* **Material provided**
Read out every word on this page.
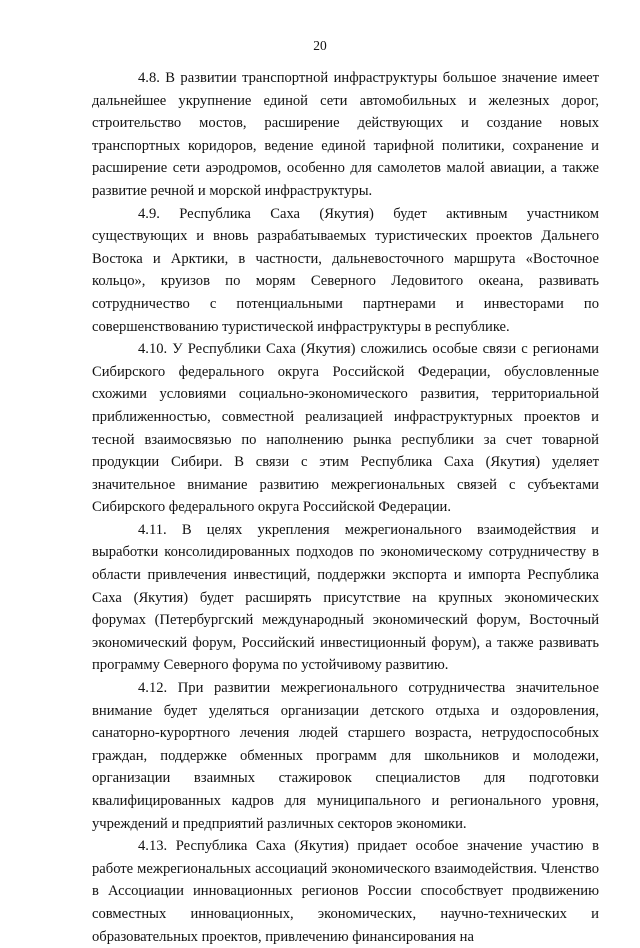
20

4.8. В развитии транспортной инфраструктуры большое значение имеет дальнейшее укрупнение единой сети автомобильных и железных дорог, строительство мостов, расширение действующих и создание новых транспортных коридоров, ведение единой тарифной политики, сохранение и расширение сети аэродромов, особенно для самолетов малой авиации, а также развитие речной и морской инфраструктуры.

4.9. Республика Саха (Якутия) будет активным участником существующих и вновь разрабатываемых туристических проектов Дальнего Востока и Арктики, в частности, дальневосточного маршрута «Восточное кольцо», круизов по морям Северного Ледовитого океана, развивать сотрудничество с потенциальными партнерами и инвесторами по совершенствованию туристической инфраструктуры в республике.

4.10. У Республики Саха (Якутия) сложились особые связи с регионами Сибирского федерального округа Российской Федерации, обусловленные схожими условиями социально-экономического развития, территориальной приближенностью, совместной реализацией инфраструктурных проектов и тесной взаимосвязью по наполнению рынка республики за счет товарной продукции Сибири. В связи с этим Республика Саха (Якутия) уделяет значительное внимание развитию межрегиональных связей с субъектами Сибирского федерального округа Российской Федерации.

4.11. В целях укрепления межрегионального взаимодействия и выработки консолидированных подходов по экономическому сотрудничеству в области привлечения инвестиций, поддержки экспорта и импорта Республика Саха (Якутия) будет расширять присутствие на крупных экономических форумах (Петербургский международный экономический форум, Восточный экономический форум, Российский инвестиционный форум), а также развивать программу Северного форума по устойчивому развитию.

4.12. При развитии межрегионального сотрудничества значительное внимание будет уделяться организации детского отдыха и оздоровления, санаторно-курортного лечения людей старшего возраста, нетрудоспособных граждан, поддержке обменных программ для школьников и молодежи, организации взаимных стажировок специалистов для подготовки квалифицированных кадров для муниципального и регионального уровня, учреждений и предприятий различных секторов экономики.

4.13. Республика Саха (Якутия) придает особое значение участию в работе межрегиональных ассоциаций экономического взаимодействия. Членство в Ассоциации инновационных регионов России способствует продвижению совместных инновационных, экономических, научно-технических и образовательных проектов, привлечению финансирования на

* **To be done**
For the material, find the number of lines holding the word "экономического" and give that figure and nothing more.

* **Exercise answer**
2